STATED GOAL:
Quote the data below in full, minus the images.

────────────────────────────────────────

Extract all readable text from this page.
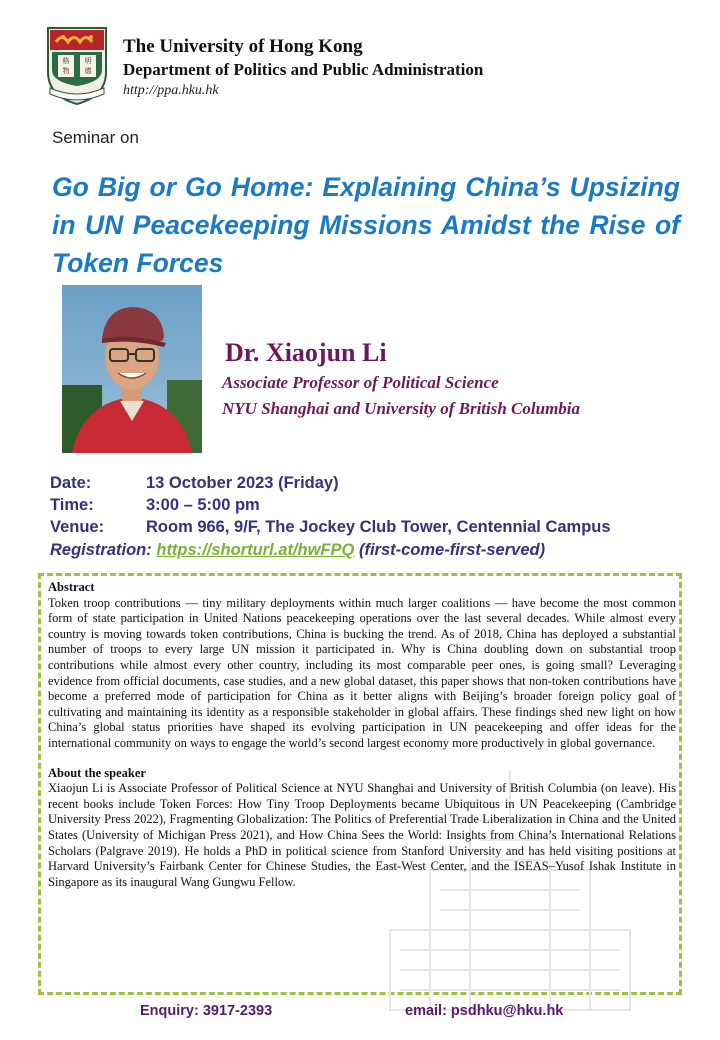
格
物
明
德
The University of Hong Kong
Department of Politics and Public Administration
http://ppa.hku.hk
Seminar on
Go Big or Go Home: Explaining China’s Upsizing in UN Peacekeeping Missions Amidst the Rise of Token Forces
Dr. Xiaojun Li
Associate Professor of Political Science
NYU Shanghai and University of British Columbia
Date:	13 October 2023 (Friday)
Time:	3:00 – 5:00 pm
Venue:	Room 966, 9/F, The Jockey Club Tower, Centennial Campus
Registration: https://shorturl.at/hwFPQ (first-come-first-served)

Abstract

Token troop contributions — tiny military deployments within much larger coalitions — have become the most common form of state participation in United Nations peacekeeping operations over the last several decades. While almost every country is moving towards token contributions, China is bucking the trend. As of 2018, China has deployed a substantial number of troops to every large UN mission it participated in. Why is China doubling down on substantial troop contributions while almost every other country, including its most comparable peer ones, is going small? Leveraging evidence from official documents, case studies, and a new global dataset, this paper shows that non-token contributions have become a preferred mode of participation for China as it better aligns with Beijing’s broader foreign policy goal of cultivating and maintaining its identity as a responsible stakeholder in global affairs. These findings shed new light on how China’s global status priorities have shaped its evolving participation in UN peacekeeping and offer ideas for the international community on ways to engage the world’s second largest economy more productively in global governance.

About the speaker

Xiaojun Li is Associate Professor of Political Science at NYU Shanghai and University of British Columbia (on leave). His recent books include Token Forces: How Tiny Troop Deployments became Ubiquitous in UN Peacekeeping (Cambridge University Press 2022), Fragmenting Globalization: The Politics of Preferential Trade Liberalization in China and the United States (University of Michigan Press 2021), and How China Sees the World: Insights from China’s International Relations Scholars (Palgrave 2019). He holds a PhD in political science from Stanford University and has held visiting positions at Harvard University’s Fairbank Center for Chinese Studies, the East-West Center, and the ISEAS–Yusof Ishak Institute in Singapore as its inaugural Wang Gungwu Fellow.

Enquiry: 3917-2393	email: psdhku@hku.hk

────────────────────────────────────────

RESULT OF THE EXERCISE:
Extract all readable text from this page.
格
物
明
德
The University of Hong Kong
Department of Politics and Public Administration
http://ppa.hku.hk
Seminar on
Go Big or Go Home: Explaining China’s Upsizing in UN Peacekeeping Missions Amidst the Rise of Token Forces
Dr. Xiaojun Li
Associate Professor of Political Science
NYU Shanghai and University of British Columbia
Date:	13 October 2023 (Friday)
Time:	3:00 – 5:00 pm
Venue:	Room 966, 9/F, The Jockey Club Tower, Centennial Campus
Registration: https://shorturl.at/hwFPQ (first-come-first-served)

Abstract

Token troop contributions — tiny military deployments within much larger coalitions — have become the most common form of state participation in United Nations peacekeeping operations over the last several decades. While almost every country is moving towards token contributions, China is bucking the trend. As of 2018, China has deployed a substantial number of troops to every large UN mission it participated in. Why is China doubling down on substantial troop contributions while almost every other country, including its most comparable peer ones, is going small? Leveraging evidence from official documents, case studies, and a new global dataset, this paper shows that non-token contributions have become a preferred mode of participation for China as it better aligns with Beijing’s broader foreign policy goal of cultivating and maintaining its identity as a responsible stakeholder in global affairs. These findings shed new light on how China’s global status priorities have shaped its evolving participation in UN peacekeeping and offer ideas for the international community on ways to engage the world’s second largest economy more productively in global governance.

About the speaker

Xiaojun Li is Associate Professor of Political Science at NYU Shanghai and University of British Columbia (on leave). His recent books include Token Forces: How Tiny Troop Deployments became Ubiquitous in UN Peacekeeping (Cambridge University Press 2022), Fragmenting Globalization: The Politics of Preferential Trade Liberalization in China and the United States (University of Michigan Press 2021), and How China Sees the World: Insights from China’s International Relations Scholars (Palgrave 2019). He holds a PhD in political science from Stanford University and has held visiting positions at Harvard University’s Fairbank Center for Chinese Studies, the East-West Center, and the ISEAS–Yusof Ishak Institute in Singapore as its inaugural Wang Gungwu Fellow.

Enquiry: 3917-2393	email: psdhku@hku.hk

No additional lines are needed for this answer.